= Short exercise =
Reproduce, word for word, the stretch of the records from their start through the line containing "The inclined slots 612 is at (323, 700).", including both of those lines.

= Provided data =

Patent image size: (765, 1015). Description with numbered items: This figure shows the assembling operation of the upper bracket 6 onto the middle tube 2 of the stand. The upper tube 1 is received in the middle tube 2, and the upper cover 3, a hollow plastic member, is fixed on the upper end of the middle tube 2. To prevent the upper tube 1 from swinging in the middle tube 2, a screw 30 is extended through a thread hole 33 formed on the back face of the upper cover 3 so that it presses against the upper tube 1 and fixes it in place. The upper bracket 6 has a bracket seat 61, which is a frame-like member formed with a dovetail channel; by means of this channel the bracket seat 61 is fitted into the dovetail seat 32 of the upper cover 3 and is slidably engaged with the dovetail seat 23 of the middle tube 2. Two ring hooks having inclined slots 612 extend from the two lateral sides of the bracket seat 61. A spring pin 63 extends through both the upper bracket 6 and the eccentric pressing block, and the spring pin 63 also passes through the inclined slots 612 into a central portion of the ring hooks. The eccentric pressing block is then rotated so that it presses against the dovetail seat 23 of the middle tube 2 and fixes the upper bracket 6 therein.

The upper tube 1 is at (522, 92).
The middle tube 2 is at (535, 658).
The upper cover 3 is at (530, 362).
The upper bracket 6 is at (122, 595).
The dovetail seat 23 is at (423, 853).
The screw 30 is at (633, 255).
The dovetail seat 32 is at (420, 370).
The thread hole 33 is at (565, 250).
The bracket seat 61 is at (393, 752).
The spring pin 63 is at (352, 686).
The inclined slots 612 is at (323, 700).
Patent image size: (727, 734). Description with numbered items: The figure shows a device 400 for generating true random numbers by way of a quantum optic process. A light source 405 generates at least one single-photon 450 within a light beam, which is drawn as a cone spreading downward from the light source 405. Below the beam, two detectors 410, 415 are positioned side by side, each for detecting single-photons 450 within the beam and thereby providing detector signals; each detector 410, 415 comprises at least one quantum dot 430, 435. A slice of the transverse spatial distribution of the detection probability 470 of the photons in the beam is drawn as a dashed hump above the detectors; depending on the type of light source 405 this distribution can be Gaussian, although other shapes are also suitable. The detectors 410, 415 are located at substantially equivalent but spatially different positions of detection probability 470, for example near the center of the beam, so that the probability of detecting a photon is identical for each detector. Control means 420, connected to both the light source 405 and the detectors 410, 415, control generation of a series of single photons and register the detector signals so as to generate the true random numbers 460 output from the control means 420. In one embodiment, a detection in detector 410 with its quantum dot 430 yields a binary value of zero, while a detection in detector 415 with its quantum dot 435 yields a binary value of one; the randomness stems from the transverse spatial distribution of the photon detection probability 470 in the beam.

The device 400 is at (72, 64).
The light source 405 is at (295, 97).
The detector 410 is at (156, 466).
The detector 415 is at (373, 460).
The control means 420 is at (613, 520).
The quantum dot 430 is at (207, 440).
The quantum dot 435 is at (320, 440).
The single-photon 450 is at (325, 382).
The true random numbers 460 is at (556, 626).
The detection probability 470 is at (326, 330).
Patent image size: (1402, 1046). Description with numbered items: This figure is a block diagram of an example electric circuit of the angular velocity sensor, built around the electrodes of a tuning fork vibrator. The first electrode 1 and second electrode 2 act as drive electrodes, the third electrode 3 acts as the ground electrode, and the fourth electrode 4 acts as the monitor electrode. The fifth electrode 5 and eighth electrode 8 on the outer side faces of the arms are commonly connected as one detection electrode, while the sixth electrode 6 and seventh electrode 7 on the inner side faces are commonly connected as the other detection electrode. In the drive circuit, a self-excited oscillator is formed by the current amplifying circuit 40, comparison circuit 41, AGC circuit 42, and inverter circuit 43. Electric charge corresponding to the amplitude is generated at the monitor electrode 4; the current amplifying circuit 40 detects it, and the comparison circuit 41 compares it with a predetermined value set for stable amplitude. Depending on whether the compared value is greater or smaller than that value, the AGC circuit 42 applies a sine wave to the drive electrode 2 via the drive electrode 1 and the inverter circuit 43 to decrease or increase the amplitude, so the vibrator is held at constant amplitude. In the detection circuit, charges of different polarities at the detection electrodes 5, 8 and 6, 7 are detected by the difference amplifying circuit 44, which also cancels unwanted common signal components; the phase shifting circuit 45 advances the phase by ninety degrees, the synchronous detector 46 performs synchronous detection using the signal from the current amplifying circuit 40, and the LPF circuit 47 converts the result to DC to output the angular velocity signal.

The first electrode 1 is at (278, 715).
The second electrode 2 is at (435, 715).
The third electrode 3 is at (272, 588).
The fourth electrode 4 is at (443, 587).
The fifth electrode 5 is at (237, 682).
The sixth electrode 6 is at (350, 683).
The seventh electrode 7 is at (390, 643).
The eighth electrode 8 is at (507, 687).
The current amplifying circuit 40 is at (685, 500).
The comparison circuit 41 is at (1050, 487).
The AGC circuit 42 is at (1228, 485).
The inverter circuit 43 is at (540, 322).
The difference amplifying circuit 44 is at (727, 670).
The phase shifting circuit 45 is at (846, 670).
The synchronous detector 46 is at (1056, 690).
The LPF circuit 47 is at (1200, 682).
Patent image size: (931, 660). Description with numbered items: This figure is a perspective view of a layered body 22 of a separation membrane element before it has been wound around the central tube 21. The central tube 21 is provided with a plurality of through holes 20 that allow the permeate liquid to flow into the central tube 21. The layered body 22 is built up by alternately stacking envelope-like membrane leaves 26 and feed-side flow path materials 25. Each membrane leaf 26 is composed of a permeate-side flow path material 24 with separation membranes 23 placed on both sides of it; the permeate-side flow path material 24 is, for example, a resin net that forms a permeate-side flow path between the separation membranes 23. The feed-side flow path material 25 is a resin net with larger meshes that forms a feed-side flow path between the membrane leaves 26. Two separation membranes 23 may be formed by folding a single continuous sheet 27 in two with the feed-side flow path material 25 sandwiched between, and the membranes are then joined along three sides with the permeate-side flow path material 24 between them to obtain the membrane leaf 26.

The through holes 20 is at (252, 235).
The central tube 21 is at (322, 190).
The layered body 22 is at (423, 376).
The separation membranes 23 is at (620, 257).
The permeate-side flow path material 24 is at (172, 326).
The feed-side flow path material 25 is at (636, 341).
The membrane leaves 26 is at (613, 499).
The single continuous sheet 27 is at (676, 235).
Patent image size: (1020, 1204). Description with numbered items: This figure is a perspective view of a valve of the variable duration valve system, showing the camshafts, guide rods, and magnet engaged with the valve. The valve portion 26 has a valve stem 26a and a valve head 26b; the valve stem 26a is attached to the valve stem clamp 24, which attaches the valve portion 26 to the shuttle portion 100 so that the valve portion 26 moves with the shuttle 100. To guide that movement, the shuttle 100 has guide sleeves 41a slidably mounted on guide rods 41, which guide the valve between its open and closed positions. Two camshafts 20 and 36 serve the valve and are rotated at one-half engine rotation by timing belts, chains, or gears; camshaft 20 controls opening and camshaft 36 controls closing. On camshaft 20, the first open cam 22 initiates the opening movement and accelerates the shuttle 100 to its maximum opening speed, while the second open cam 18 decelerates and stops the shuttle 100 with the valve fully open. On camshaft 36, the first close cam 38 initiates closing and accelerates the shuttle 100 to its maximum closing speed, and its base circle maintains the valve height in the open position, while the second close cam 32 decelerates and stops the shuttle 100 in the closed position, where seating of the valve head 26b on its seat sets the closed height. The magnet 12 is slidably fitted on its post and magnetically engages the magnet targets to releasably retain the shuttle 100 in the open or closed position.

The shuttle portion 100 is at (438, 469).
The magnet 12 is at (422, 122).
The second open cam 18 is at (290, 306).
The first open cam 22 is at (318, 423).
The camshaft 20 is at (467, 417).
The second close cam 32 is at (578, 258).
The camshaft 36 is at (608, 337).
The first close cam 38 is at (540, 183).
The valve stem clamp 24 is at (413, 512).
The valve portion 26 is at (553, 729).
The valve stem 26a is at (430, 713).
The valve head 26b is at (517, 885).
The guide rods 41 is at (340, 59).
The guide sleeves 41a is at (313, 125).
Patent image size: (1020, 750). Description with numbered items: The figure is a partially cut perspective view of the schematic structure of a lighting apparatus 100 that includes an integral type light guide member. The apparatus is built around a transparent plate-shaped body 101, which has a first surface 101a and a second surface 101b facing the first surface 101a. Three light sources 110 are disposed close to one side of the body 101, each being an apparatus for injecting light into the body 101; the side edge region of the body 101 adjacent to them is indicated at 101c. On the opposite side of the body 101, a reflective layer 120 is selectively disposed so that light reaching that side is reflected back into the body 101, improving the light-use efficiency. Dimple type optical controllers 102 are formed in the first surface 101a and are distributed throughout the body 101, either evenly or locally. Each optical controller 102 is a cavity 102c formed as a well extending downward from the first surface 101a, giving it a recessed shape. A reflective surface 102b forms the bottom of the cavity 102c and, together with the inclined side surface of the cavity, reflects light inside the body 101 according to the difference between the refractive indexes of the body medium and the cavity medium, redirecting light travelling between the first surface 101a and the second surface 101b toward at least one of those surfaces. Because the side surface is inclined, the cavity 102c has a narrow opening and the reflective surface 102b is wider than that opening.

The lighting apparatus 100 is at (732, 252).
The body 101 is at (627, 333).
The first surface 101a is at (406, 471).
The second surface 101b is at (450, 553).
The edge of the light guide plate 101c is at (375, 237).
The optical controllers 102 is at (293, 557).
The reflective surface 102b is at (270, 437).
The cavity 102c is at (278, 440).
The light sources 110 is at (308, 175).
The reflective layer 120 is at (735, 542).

= Expected answer =
Patent image size: (765, 1015). Description with numbered items: This figure shows the assembling operation of the upper bracket 6 onto the middle tube 2 of the stand. The upper tube 1 is received in the middle tube 2, and the upper cover 3, a hollow plastic member, is fixed on the upper end of the middle tube 2. To prevent the upper tube 1 from swinging in the middle tube 2, a screw 30 is extended through a thread hole 33 formed on the back face of the upper cover 3 so that it presses against the upper tube 1 and fixes it in place. The upper bracket 6 has a bracket seat 61, which is a frame-like member formed with a dovetail channel; by means of this channel the bracket seat 61 is fitted into the dovetail seat 32 of the upper cover 3 and is slidably engaged with the dovetail seat 23 of the middle tube 2. Two ring hooks having inclined slots 612 extend from the two lateral sides of the bracket seat 61. A spring pin 63 extends through both the upper bracket 6 and the eccentric pressing block, and the spring pin 63 also passes through the inclined slots 612 into a central portion of the ring hooks. The eccentric pressing block is then rotated so that it presses against the dovetail seat 23 of the middle tube 2 and fixes the upper bracket 6 therein.

The upper tube 1 is at (522, 92).
The middle tube 2 is at (535, 658).
The upper cover 3 is at (530, 362).
The upper bracket 6 is at (122, 595).
The dovetail seat 23 is at (423, 853).
The screw 30 is at (633, 255).
The dovetail seat 32 is at (420, 370).
The thread hole 33 is at (565, 250).
The bracket seat 61 is at (393, 752).
The spring pin 63 is at (352, 686).
The inclined slots 612 is at (323, 700).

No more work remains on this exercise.